◆ **Required task**
Restate all of the entries exactly, dropping any pictures they hold.

(Saved entries)
==================================================

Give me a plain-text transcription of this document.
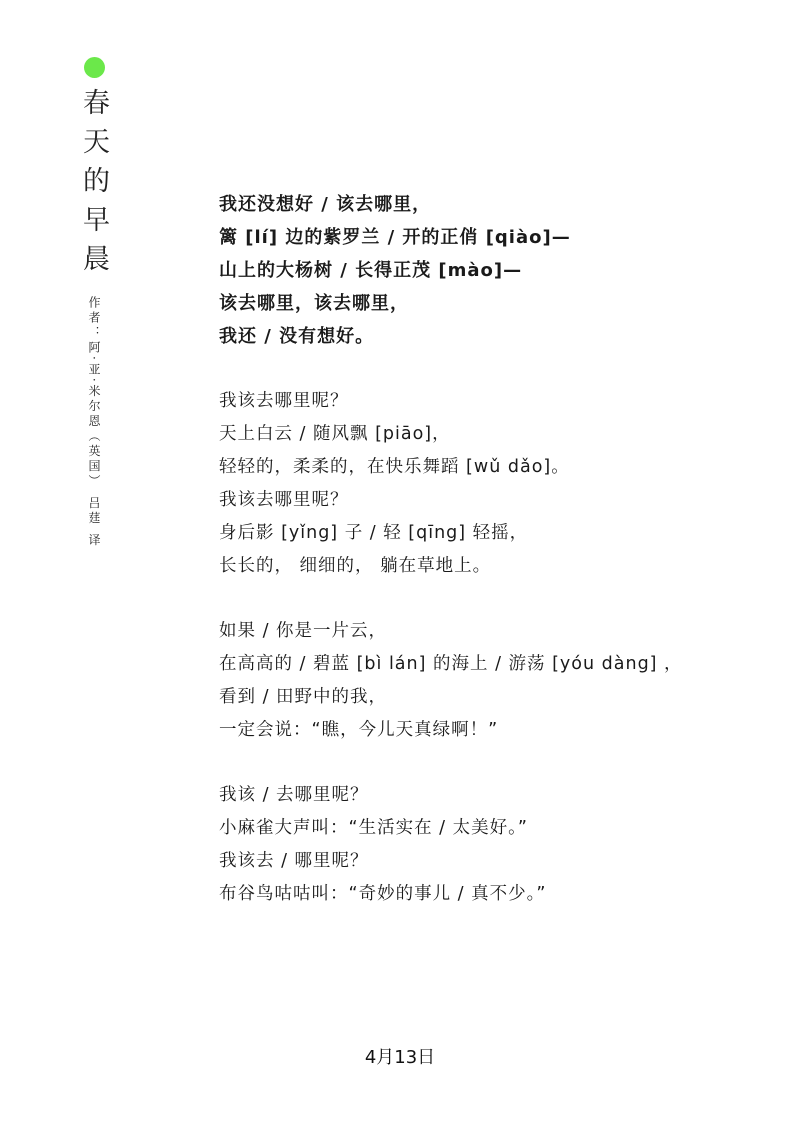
春天的早晨
作者：阿·亚·米尔恩（英国） 吕莛 译
我还没想好 / 该去哪里，
篱 [lí] 边的紫罗兰 / 开的正俏 [qiào]—
山上的大杨树 / 长得正茂 [mào]—
该去哪里，该去哪里，
我还 / 没有想好。
我该去哪里呢？
天上白云 / 随风飘 [piāo]，
轻轻的，柔柔的，在快乐舞蹈 [wǔ dǎo]。
我该去哪里呢？
身后影 [yǐng] 子 / 轻 [qīng] 轻摇，
长长的， 细细的， 躺在草地上。
如果 / 你是一片云，
在高高的 / 碧蓝 [bì lán] 的海上 / 游荡 [yóu dàng] ，
看到 / 田野中的我，
一定会说：“瞧，今儿天真绿啊！”
我该 / 去哪里呢？
小麻雀大声叫：“生活实在 / 太美好。”
我该去 / 哪里呢？
布谷鸟咕咕叫：“奇妙的事儿 / 真不少。”
4月13日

==================================================

◆ **Response below**
Give me a plain-text transcription of this document.
春天的早晨
作者：阿·亚·米尔恩（英国） 吕莛 译
我还没想好 / 该去哪里，
篱 [lí] 边的紫罗兰 / 开的正俏 [qiào]—
山上的大杨树 / 长得正茂 [mào]—
该去哪里，该去哪里，
我还 / 没有想好。
我该去哪里呢？
天上白云 / 随风飘 [piāo]，
轻轻的，柔柔的，在快乐舞蹈 [wǔ dǎo]。
我该去哪里呢？
身后影 [yǐng] 子 / 轻 [qīng] 轻摇，
长长的， 细细的， 躺在草地上。
如果 / 你是一片云，
在高高的 / 碧蓝 [bì lán] 的海上 / 游荡 [yóu dàng] ，
看到 / 田野中的我，
一定会说：“瞧，今儿天真绿啊！”
我该 / 去哪里呢？
小麻雀大声叫：“生活实在 / 太美好。”
我该去 / 哪里呢？
布谷鸟咕咕叫：“奇妙的事儿 / 真不少。”
4月13日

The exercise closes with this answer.